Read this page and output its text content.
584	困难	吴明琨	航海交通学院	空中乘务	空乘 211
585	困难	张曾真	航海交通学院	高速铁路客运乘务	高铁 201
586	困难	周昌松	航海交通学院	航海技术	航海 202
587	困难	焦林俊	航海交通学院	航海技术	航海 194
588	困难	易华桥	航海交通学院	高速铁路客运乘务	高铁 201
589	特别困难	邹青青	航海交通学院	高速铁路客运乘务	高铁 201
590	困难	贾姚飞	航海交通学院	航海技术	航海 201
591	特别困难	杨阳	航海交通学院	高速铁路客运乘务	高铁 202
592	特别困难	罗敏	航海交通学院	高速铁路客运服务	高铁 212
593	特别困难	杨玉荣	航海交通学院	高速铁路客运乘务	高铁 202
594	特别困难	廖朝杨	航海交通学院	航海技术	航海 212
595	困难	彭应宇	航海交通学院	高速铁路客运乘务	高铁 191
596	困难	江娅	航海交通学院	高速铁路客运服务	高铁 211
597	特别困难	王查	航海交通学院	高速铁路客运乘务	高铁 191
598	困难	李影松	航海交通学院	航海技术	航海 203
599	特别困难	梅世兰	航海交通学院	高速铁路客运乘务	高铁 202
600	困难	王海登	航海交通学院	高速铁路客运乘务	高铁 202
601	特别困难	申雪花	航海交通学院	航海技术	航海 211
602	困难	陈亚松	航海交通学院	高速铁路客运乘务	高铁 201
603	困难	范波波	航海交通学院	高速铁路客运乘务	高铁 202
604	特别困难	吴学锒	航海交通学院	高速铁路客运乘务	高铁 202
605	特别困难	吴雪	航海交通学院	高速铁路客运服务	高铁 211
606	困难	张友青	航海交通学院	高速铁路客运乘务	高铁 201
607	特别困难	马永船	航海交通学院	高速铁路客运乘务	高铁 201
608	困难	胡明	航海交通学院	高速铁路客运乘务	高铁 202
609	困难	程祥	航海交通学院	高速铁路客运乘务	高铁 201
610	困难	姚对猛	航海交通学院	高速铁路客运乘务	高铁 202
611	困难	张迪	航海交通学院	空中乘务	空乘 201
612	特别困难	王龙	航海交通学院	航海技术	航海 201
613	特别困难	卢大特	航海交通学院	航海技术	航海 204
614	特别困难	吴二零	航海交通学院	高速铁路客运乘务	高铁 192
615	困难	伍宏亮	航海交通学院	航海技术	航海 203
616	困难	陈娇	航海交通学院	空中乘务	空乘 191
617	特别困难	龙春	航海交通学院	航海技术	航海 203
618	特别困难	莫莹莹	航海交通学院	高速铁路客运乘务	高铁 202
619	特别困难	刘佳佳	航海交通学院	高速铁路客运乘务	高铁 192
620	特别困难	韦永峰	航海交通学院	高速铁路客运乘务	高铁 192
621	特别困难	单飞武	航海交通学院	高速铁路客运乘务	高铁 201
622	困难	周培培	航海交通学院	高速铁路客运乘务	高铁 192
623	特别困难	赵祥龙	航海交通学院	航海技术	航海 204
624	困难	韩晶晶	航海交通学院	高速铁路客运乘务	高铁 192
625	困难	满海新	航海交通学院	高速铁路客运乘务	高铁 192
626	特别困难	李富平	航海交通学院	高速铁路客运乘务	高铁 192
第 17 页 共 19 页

----

◆ PROBLEM REQUIREMENTS
Restate each record word for word.

◆ ANSWER BELOW
Read this page and output its text content.
584	困难	吴明琨	航海交通学院	空中乘务	空乘 211
585	困难	张曾真	航海交通学院	高速铁路客运乘务	高铁 201
586	困难	周昌松	航海交通学院	航海技术	航海 202
587	困难	焦林俊	航海交通学院	航海技术	航海 194
588	困难	易华桥	航海交通学院	高速铁路客运乘务	高铁 201
589	特别困难	邹青青	航海交通学院	高速铁路客运乘务	高铁 201
590	困难	贾姚飞	航海交通学院	航海技术	航海 201
591	特别困难	杨阳	航海交通学院	高速铁路客运乘务	高铁 202
592	特别困难	罗敏	航海交通学院	高速铁路客运服务	高铁 212
593	特别困难	杨玉荣	航海交通学院	高速铁路客运乘务	高铁 202
594	特别困难	廖朝杨	航海交通学院	航海技术	航海 212
595	困难	彭应宇	航海交通学院	高速铁路客运乘务	高铁 191
596	困难	江娅	航海交通学院	高速铁路客运服务	高铁 211
597	特别困难	王查	航海交通学院	高速铁路客运乘务	高铁 191
598	困难	李影松	航海交通学院	航海技术	航海 203
599	特别困难	梅世兰	航海交通学院	高速铁路客运乘务	高铁 202
600	困难	王海登	航海交通学院	高速铁路客运乘务	高铁 202
601	特别困难	申雪花	航海交通学院	航海技术	航海 211
602	困难	陈亚松	航海交通学院	高速铁路客运乘务	高铁 201
603	困难	范波波	航海交通学院	高速铁路客运乘务	高铁 202
604	特别困难	吴学锒	航海交通学院	高速铁路客运乘务	高铁 202
605	特别困难	吴雪	航海交通学院	高速铁路客运服务	高铁 211
606	困难	张友青	航海交通学院	高速铁路客运乘务	高铁 201
607	特别困难	马永船	航海交通学院	高速铁路客运乘务	高铁 201
608	困难	胡明	航海交通学院	高速铁路客运乘务	高铁 202
609	困难	程祥	航海交通学院	高速铁路客运乘务	高铁 201
610	困难	姚对猛	航海交通学院	高速铁路客运乘务	高铁 202
611	困难	张迪	航海交通学院	空中乘务	空乘 201
612	特别困难	王龙	航海交通学院	航海技术	航海 201
613	特别困难	卢大特	航海交通学院	航海技术	航海 204
614	特别困难	吴二零	航海交通学院	高速铁路客运乘务	高铁 192
615	困难	伍宏亮	航海交通学院	航海技术	航海 203
616	困难	陈娇	航海交通学院	空中乘务	空乘 191
617	特别困难	龙春	航海交通学院	航海技术	航海 203
618	特别困难	莫莹莹	航海交通学院	高速铁路客运乘务	高铁 202
619	特别困难	刘佳佳	航海交通学院	高速铁路客运乘务	高铁 192
620	特别困难	韦永峰	航海交通学院	高速铁路客运乘务	高铁 192
621	特别困难	单飞武	航海交通学院	高速铁路客运乘务	高铁 201
622	困难	周培培	航海交通学院	高速铁路客运乘务	高铁 192
623	特别困难	赵祥龙	航海交通学院	航海技术	航海 204
624	困难	韩晶晶	航海交通学院	高速铁路客运乘务	高铁 192
625	困难	满海新	航海交通学院	高速铁路客运乘务	高铁 192
626	特别困难	李富平	航海交通学院	高速铁路客运乘务	高铁 192
第 17 页 共 19 页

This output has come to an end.